[Excerpt from a dataset]
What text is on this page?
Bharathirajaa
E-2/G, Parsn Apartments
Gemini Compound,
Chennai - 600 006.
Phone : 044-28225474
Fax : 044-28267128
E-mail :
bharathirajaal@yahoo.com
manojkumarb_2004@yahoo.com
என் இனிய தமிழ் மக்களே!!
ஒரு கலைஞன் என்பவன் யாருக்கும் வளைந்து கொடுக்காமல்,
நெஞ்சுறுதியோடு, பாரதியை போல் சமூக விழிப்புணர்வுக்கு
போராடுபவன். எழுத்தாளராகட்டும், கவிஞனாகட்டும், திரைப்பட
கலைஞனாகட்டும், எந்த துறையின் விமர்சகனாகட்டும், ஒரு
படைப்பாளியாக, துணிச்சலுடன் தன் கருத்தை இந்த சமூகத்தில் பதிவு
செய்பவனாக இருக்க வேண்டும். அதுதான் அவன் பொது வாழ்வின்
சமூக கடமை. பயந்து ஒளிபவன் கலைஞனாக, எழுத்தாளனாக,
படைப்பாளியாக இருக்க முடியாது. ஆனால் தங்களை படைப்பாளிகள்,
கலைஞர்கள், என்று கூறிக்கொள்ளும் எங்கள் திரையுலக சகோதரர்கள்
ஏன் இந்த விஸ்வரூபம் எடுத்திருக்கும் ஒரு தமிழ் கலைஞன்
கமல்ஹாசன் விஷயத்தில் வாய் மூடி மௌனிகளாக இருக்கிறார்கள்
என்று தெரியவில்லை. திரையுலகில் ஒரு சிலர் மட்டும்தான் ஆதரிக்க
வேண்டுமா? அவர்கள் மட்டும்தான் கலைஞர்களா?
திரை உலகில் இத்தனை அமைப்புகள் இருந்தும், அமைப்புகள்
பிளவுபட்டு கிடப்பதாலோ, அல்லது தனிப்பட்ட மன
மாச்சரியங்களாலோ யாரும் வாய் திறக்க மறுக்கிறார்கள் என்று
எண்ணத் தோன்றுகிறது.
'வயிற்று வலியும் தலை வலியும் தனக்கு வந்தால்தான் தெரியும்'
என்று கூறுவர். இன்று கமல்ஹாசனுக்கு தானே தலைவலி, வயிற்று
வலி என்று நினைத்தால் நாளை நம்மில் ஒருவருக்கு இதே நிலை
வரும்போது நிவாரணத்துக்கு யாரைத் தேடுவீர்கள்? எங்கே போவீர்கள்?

• [Instructions to follow] Copy every record exactly as presented.

• [Answer]
What text is on this page?
Bharathirajaa
E-2/G, Parsn Apartments
Gemini Compound,
Chennai - 600 006.
Phone : 044-28225474
Fax : 044-28267128
E-mail :
bharathirajaal@yahoo.com
manojkumarb_2004@yahoo.com
என் இனிய தமிழ் மக்களே!!
ஒரு கலைஞன் என்பவன் யாருக்கும் வளைந்து கொடுக்காமல்,
நெஞ்சுறுதியோடு, பாரதியை போல் சமூக விழிப்புணர்வுக்கு
போராடுபவன். எழுத்தாளராகட்டும், கவிஞனாகட்டும், திரைப்பட
கலைஞனாகட்டும், எந்த துறையின் விமர்சகனாகட்டும், ஒரு
படைப்பாளியாக, துணிச்சலுடன் தன் கருத்தை இந்த சமூகத்தில் பதிவு
செய்பவனாக இருக்க வேண்டும். அதுதான் அவன் பொது வாழ்வின்
சமூக கடமை. பயந்து ஒளிபவன் கலைஞனாக, எழுத்தாளனாக,
படைப்பாளியாக இருக்க முடியாது. ஆனால் தங்களை படைப்பாளிகள்,
கலைஞர்கள், என்று கூறிக்கொள்ளும் எங்கள் திரையுலக சகோதரர்கள்
ஏன் இந்த விஸ்வரூபம் எடுத்திருக்கும் ஒரு தமிழ் கலைஞன்
கமல்ஹாசன் விஷயத்தில் வாய் மூடி மௌனிகளாக இருக்கிறார்கள்
என்று தெரியவில்லை. திரையுலகில் ஒரு சிலர் மட்டும்தான் ஆதரிக்க
வேண்டுமா? அவர்கள் மட்டும்தான் கலைஞர்களா?
திரை உலகில் இத்தனை அமைப்புகள் இருந்தும், அமைப்புகள்
பிளவுபட்டு கிடப்பதாலோ, அல்லது தனிப்பட்ட மன
மாச்சரியங்களாலோ யாரும் வாய் திறக்க மறுக்கிறார்கள் என்று
எண்ணத் தோன்றுகிறது.
'வயிற்று வலியும் தலை வலியும் தனக்கு வந்தால்தான் தெரியும்'
என்று கூறுவர். இன்று கமல்ஹாசனுக்கு தானே தலைவலி, வயிற்று
வலி என்று நினைத்தால் நாளை நம்மில் ஒருவருக்கு இதே நிலை
வரும்போது நிவாரணத்துக்கு யாரைத் தேடுவீர்கள்? எங்கே போவீர்கள்?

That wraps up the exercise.